### What the exercise asks
Of all the lines in these entries, how many contain the string "Období"? Give only that count.

### Excerpted data
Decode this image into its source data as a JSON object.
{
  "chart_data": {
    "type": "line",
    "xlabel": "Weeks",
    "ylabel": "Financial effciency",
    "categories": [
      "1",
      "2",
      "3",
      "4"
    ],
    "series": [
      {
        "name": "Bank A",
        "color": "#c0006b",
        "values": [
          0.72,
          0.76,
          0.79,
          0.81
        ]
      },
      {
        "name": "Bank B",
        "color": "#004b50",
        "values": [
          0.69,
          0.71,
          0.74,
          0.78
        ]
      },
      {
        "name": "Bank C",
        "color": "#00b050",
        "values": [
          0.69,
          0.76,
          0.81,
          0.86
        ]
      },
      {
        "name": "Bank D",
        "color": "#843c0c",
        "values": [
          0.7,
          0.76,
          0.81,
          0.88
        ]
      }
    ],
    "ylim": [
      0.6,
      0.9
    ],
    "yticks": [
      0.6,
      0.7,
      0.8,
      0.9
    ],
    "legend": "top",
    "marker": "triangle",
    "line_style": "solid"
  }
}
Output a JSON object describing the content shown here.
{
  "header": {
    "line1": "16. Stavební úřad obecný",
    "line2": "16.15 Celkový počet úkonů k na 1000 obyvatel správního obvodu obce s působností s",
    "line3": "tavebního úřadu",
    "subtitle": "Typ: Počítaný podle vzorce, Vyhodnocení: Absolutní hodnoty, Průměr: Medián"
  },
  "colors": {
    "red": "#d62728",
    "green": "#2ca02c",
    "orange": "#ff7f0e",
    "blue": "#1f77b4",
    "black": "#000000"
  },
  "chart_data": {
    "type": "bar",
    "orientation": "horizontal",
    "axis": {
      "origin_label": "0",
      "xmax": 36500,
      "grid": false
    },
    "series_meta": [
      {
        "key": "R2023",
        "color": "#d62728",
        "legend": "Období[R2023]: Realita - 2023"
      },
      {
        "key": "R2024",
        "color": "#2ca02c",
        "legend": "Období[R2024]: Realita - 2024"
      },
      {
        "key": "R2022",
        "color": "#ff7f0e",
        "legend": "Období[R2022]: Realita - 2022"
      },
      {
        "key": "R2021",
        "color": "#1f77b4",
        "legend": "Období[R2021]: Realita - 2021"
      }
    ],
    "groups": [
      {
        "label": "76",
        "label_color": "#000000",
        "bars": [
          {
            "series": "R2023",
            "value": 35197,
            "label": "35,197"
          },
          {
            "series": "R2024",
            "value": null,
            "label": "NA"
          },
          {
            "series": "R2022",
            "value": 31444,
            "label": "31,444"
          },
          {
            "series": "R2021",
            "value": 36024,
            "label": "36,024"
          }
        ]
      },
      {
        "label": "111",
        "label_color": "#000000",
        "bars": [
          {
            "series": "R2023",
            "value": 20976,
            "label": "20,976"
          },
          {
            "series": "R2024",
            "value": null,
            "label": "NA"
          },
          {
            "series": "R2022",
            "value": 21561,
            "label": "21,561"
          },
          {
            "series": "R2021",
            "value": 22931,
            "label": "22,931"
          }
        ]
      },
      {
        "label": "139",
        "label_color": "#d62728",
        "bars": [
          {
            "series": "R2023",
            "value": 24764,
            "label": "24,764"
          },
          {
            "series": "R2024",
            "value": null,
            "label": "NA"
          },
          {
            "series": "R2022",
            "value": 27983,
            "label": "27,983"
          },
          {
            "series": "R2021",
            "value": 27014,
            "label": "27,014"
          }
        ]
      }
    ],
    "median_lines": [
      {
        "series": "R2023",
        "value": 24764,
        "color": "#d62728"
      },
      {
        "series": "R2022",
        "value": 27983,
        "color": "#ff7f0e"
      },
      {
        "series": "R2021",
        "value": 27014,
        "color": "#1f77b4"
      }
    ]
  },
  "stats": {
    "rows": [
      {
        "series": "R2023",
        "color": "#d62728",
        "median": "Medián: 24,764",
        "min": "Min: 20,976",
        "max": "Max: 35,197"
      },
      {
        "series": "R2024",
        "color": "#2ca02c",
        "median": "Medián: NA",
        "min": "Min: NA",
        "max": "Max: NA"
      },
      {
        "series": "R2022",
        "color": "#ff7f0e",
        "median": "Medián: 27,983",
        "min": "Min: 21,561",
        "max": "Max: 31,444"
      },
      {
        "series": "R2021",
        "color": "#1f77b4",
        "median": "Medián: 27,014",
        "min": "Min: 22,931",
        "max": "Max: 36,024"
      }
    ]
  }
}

### Result for this exercise
4